Страница =>
---------------
CA: Я часто создаю работы, отталкиваясь от того, что пережил сам. Эта серия была моим первым опытом в скульптуре, и, наверное, на неё сильно повлияли мои воспоминания о жизни на юге Ирана и войне между Ираном и Ираком (1980–1988 годы), со всем её эмоциональным и психологическим грузом. Возможно, именно тогда во мне зародилось эта внутренняя злокачественная опухоль, которая со временем выразилась через искусство. Я всегда хотел говорить о войне по-другому — так, как чувствовал её сам. Эти работы — порождение личного опыта во время ирано-иракской войны.
OM: Вы упомянули, что часть работы художника — задавать вопросы, и что несовершенство может обратиться в приемлемое и совершенное. Что породило такой подход?
SA: In the early stages of my career, I created realistic sculptures, but my dissatisfaction with this style led me to contemplate how to create different forms and meanings. By introducing imperfections in the works and gradually achieving a deeper understanding of beauty, I aimed to create a work that transcended its flaws and became complete in its own right. Every day, I try to expand my perspective, merging meaning and form, so I can transcend the material world and embark on a journey of meaning. These works invite humanity on an aesthetic journey, free from political and social biases.
СA: В начале карьеры я создавал реалистические скульптуры, но довольно быстро понял, что в них не хватает глубины и внутреннего отклика. Это подтолкнуло меня к размышлениям о новых формах и значениях. Постепенно я начал намеренно создавать несовершенство и через это пришёл к более глубокому пониманию красоты. Я хотел создавать такие произведения, которые были бы завершёнными — не через уничтожение недостатков, а благодаря им. Каждый день я стараюсь расширять свою точку зрения, объединяя форму и смысл, чтобы выйти за границы материального и двигаться в сторону смыслового поиска. Эти работы — приглашение в эстетическое путешествие, свободное от политических и социальных предубеждений.
---------------
Задания =>
A) Продублируйте фрагмент интервью, начиная с «CA: Я часто» и заканчивая «время ирано-иракской войны.».
B) Соответствуют ли интервью утверждения ниже? Для каждого ответьте «да» или «нет» и дословно приведите слова интервью, которые это решают.
(i) Эта серия стала первым опытом в скульптуре для того, кто отвечает на вопросы.
(ii) Завершённость произведений достигалась устранением недостатков.
(iii) В начале карьеры создавались абстрактные скульптуры.

Фрагмент источника =>
---------------
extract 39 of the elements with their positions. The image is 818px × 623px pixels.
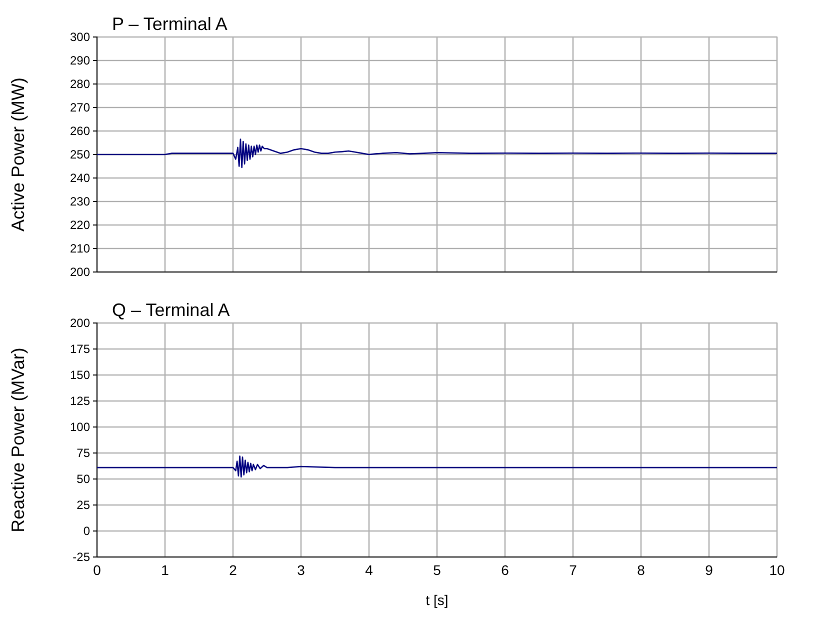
---------------
Правильные ответы =>
A)
CA: Я часто создаю работы, отталкиваясь от того, что пережил сам. Эта серия была моим первым опытом в скульптуре, и, наверное, на неё сильно повлияли мои воспоминания о жизни на юге Ирана и войне между Ираном и Ираком (1980–1988 годы), со всем её эмоциональным и психологическим грузом. Возможно, именно тогда во мне зародилось эта внутренняя злокачественная опухоль, которая со временем выразилась через искусство. Я всегда хотел говорить о войне по-другому — так, как чувствовал её сам. Эти работы — порождение личного опыта во время ирано-иракской войны.

B)
(i) Да: «Эта серия была моим первым опытом в скульптуре».
(ii) Нет: «не через уничтожение недостатков, а благодаря им».
(iii) Нет: «В начале карьеры я создавал реалистические скульптуры».